EXERCISE DIRECTIONS - Search the entries below for "name" and copy each matching line.
- Opening Delimiter -
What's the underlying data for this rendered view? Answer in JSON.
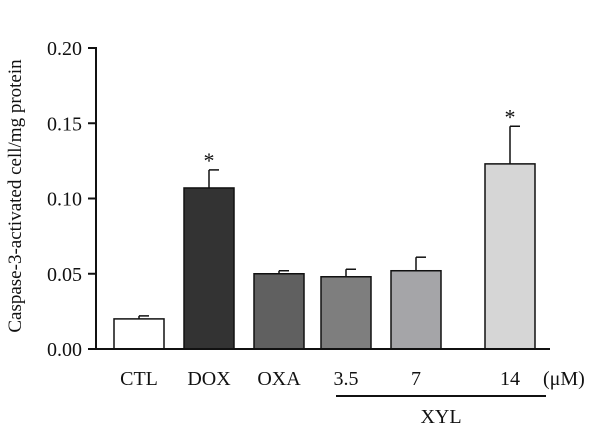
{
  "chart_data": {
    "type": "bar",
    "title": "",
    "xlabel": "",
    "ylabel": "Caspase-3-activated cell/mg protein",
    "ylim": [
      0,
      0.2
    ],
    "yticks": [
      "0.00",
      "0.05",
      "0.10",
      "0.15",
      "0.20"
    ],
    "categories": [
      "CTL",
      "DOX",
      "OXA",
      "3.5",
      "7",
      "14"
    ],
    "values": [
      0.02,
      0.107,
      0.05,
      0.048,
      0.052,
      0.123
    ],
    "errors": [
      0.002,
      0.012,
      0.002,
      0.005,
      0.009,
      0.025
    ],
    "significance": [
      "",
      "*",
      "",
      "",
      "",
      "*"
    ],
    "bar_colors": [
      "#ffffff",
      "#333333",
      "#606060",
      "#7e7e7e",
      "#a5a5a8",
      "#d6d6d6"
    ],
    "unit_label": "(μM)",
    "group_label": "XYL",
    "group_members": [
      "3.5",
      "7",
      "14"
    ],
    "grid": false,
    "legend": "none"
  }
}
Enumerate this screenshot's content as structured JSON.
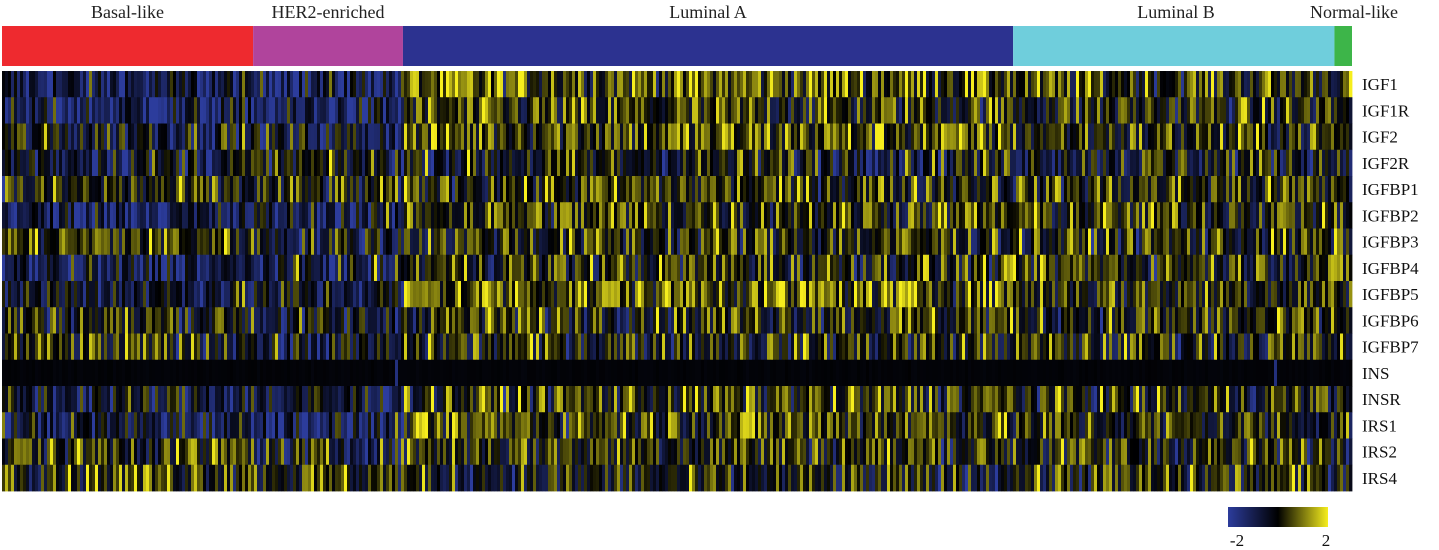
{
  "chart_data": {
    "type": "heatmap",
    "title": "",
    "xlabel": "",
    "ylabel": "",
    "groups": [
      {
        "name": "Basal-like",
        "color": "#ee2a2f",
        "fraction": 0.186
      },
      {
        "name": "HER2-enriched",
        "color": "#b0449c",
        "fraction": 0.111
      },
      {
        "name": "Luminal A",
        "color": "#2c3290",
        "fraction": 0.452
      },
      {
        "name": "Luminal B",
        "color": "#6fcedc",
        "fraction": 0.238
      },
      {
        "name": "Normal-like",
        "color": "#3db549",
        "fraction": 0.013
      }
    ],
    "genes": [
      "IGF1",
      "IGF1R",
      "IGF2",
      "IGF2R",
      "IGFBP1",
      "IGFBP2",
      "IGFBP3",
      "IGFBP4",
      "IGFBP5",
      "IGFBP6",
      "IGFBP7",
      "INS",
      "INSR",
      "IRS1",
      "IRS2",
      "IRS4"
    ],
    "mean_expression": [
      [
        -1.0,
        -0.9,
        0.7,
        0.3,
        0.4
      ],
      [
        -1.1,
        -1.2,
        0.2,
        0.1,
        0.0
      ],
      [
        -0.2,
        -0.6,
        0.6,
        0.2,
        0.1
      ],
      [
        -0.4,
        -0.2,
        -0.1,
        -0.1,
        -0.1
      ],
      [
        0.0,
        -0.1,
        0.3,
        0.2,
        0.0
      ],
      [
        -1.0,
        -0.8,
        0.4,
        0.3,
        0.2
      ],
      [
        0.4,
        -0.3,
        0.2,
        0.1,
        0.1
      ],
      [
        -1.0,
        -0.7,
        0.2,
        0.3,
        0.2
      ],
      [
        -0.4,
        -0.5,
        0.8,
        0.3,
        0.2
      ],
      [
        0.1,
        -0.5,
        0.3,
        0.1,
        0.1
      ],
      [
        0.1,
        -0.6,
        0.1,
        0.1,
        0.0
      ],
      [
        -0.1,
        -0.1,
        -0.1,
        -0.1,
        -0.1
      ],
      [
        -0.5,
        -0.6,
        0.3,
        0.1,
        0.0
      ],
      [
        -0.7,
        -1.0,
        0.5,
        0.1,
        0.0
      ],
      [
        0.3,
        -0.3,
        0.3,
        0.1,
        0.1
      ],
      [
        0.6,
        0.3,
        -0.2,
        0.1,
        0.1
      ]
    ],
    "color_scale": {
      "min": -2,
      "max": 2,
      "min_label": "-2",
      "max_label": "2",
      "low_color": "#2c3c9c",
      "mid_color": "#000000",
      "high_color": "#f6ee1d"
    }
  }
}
- Closing Delimiter -
RESPONSE TO THIS EXERCISE -
        "name": "Basal-like",
        "name": "HER2-enriched",
        "name": "Luminal A",
        "name": "Luminal B",
        "name": "Normal-like",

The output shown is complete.